Set task
Check every line in the records below for the word "Slice" and report how many have it, nothing more.

.....

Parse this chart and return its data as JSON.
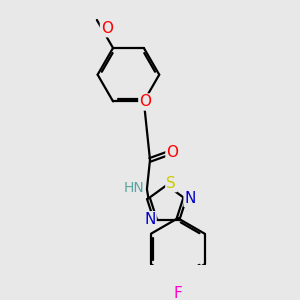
{
  "background_color": "#e8e8e8",
  "atom_colors": {
    "C": "#000000",
    "H": "#5ba3a0",
    "N": "#0000cc",
    "O": "#ff0000",
    "S": "#cccc00",
    "F": "#ff00cc"
  },
  "bond_color": "#000000",
  "bond_width": 1.6,
  "font_size": 10,
  "fig_size": [
    3.0,
    3.0
  ],
  "dpi": 100
}
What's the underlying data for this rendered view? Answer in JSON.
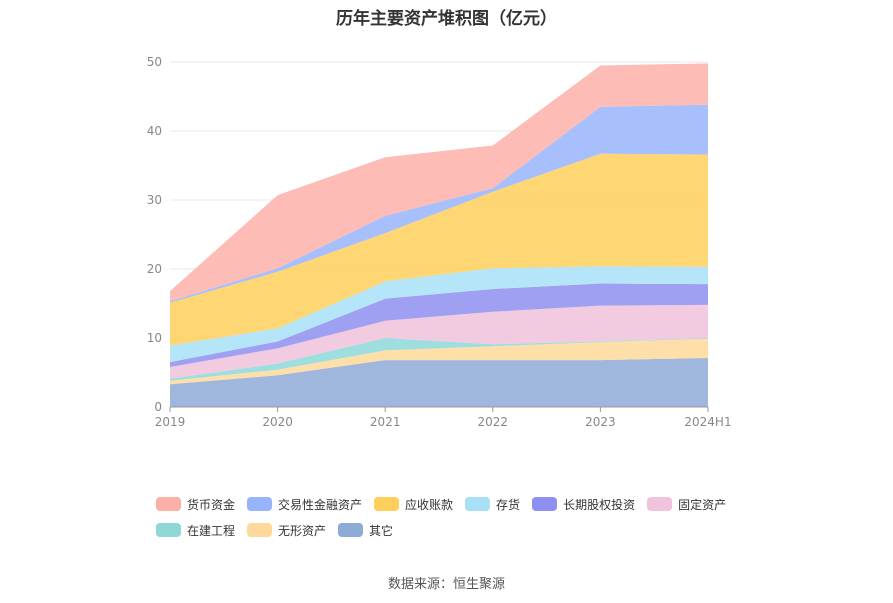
{
  "chart_data": {
    "type": "area",
    "stacked": true,
    "title": "历年主要资产堆积图（亿元）",
    "categories": [
      "2019",
      "2020",
      "2021",
      "2022",
      "2023",
      "2024H1"
    ],
    "ylim": [
      0,
      50
    ],
    "yticks": [
      0,
      10,
      20,
      30,
      40,
      50
    ],
    "grid": true,
    "legend_position": "bottom",
    "series": [
      {
        "name": "其它",
        "color": "#8eaad6",
        "values": [
          3.3,
          4.6,
          6.8,
          6.8,
          6.8,
          7.1
        ]
      },
      {
        "name": "无形资产",
        "color": "#ffd99a",
        "values": [
          0.5,
          0.8,
          1.4,
          2.0,
          2.6,
          2.8
        ]
      },
      {
        "name": "在建工程",
        "color": "#8ed8d8",
        "values": [
          0.3,
          0.9,
          1.8,
          0.3,
          0.1,
          0.1
        ]
      },
      {
        "name": "固定资产",
        "color": "#f0c2dc",
        "values": [
          1.7,
          2.2,
          2.5,
          4.7,
          5.2,
          4.8
        ]
      },
      {
        "name": "长期股权投资",
        "color": "#8f8ff0",
        "values": [
          0.7,
          1.0,
          3.2,
          3.3,
          3.2,
          3.0
        ]
      },
      {
        "name": "存货",
        "color": "#a8e0f7",
        "values": [
          2.4,
          1.9,
          2.5,
          3.0,
          2.5,
          2.5
        ]
      },
      {
        "name": "应收账款",
        "color": "#ffcf5c",
        "values": [
          6.2,
          8.2,
          7.0,
          11.1,
          16.3,
          16.3
        ]
      },
      {
        "name": "交易性金融资产",
        "color": "#98b4fb",
        "values": [
          0.2,
          0.5,
          2.5,
          0.5,
          6.8,
          7.2
        ]
      },
      {
        "name": "货币资金",
        "color": "#fdb0a8",
        "values": [
          1.5,
          10.6,
          8.5,
          6.2,
          6.0,
          6.0
        ]
      }
    ],
    "legend_order": [
      "货币资金",
      "交易性金融资产",
      "应收账款",
      "存货",
      "长期股权投资",
      "固定资产",
      "在建工程",
      "无形资产",
      "其它"
    ]
  },
  "source_text": "数据来源：恒生聚源"
}
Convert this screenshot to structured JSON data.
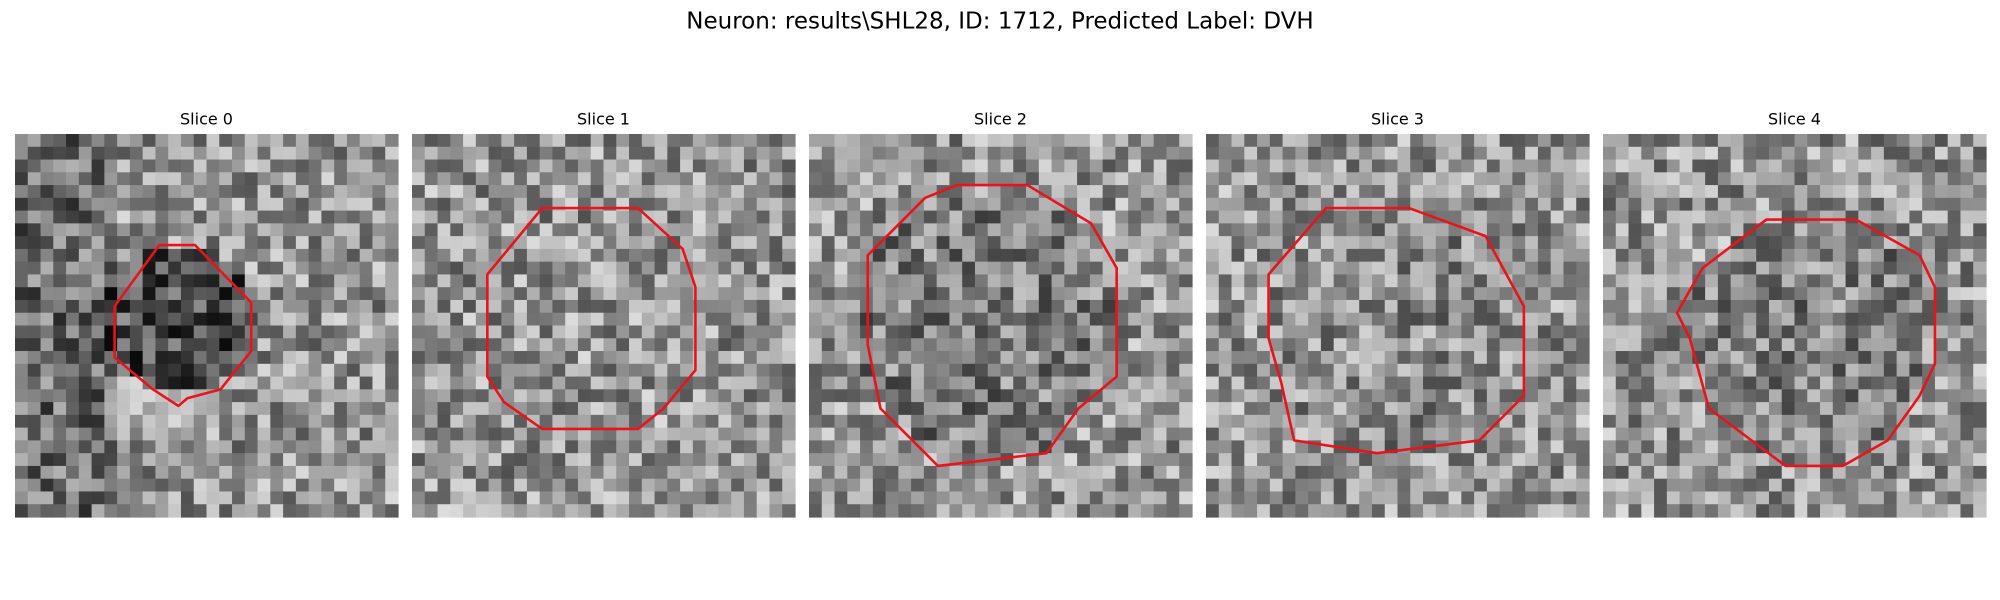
{
  "title": "Neuron: results\\SHL28, ID: 1712, Predicted Label: DVH",
  "panels": [
    {
      "title": "Slice 0"
    },
    {
      "title": "Slice 1"
    },
    {
      "title": "Slice 2"
    },
    {
      "title": "Slice 3"
    },
    {
      "title": "Slice 4"
    }
  ]
}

.....

Result for this task
5